___ Source data
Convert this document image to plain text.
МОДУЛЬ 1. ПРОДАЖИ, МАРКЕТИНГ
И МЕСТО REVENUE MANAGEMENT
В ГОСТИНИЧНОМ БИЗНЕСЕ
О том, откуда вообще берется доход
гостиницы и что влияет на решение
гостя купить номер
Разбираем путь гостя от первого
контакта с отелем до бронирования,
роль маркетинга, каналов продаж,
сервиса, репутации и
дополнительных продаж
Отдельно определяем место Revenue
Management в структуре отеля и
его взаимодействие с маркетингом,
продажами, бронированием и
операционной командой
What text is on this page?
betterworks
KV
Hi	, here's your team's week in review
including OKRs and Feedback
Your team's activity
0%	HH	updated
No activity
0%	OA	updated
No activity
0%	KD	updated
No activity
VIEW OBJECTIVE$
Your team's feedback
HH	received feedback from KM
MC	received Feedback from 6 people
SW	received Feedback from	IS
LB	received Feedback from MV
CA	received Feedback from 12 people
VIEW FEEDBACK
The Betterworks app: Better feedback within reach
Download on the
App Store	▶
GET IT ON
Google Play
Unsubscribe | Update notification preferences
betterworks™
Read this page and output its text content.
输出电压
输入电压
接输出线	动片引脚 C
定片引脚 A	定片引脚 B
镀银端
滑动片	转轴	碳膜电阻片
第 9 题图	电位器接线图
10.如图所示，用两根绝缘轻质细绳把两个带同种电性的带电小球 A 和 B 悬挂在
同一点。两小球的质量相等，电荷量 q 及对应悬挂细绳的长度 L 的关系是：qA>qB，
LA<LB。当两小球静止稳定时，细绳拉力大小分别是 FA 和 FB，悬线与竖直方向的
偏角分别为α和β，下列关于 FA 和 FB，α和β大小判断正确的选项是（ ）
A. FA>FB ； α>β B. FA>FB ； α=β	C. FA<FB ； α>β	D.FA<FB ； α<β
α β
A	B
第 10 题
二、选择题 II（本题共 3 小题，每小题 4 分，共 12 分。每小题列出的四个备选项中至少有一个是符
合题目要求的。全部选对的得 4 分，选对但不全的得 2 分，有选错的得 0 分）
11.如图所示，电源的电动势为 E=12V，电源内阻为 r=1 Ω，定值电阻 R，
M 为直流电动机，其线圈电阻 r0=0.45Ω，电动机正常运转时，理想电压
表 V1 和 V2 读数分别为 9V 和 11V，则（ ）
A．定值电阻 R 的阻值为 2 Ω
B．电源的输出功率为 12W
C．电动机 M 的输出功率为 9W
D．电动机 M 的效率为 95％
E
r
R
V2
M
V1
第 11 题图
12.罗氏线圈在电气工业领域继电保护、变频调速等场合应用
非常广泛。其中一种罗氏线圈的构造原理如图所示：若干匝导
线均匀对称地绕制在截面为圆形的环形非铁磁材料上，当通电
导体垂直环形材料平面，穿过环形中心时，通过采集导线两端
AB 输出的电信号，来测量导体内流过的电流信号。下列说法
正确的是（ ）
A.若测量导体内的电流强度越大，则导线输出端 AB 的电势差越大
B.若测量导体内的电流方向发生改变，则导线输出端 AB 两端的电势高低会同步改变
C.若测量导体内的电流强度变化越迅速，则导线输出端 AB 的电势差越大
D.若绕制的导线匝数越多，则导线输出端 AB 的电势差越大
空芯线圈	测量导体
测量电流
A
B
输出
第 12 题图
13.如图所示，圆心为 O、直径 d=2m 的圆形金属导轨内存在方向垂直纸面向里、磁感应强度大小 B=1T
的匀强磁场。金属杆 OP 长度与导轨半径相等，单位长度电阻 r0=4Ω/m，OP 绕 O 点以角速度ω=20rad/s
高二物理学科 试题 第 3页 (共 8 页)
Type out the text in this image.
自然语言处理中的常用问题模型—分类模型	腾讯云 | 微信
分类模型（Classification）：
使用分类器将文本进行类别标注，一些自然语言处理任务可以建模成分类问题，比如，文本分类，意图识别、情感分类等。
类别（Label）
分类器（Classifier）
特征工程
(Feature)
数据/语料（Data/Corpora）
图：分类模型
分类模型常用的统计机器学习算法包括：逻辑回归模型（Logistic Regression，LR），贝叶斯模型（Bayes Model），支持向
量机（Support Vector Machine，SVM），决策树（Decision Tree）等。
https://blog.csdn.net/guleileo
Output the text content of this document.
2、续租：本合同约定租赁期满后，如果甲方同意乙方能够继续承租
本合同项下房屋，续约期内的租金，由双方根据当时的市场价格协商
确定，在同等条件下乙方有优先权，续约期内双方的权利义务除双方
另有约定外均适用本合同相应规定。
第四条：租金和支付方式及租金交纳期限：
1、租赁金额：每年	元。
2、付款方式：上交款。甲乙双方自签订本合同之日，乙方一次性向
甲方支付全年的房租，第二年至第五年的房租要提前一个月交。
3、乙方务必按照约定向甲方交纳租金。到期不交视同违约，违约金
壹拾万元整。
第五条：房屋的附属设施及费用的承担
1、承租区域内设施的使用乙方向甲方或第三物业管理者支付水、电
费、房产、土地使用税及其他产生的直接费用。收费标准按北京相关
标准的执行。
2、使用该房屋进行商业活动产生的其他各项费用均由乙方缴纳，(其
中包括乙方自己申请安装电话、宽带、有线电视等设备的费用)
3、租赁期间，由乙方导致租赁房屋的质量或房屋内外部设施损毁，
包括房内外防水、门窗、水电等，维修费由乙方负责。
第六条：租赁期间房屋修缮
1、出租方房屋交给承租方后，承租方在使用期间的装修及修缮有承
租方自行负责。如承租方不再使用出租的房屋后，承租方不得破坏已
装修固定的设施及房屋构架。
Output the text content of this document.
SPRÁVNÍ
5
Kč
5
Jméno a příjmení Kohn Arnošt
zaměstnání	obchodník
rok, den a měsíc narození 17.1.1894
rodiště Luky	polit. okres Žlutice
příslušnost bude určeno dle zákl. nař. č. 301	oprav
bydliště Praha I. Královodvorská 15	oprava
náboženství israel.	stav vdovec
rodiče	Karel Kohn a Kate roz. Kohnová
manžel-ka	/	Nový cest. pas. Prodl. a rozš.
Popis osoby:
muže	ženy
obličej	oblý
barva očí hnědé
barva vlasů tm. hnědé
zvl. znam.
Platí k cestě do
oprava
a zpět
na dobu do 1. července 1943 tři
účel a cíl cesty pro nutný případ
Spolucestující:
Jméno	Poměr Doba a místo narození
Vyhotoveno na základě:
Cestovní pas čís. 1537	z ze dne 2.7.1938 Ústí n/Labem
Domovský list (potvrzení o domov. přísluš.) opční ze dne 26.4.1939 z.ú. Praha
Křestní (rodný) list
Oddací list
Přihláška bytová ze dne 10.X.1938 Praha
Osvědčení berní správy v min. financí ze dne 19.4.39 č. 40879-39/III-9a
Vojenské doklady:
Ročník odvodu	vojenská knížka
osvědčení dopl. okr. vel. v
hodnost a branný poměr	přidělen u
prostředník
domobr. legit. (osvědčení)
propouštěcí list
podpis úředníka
______
Going through the entries above, report how many lines include the string "team". The number alone is the answer.

→ **Written answer**
3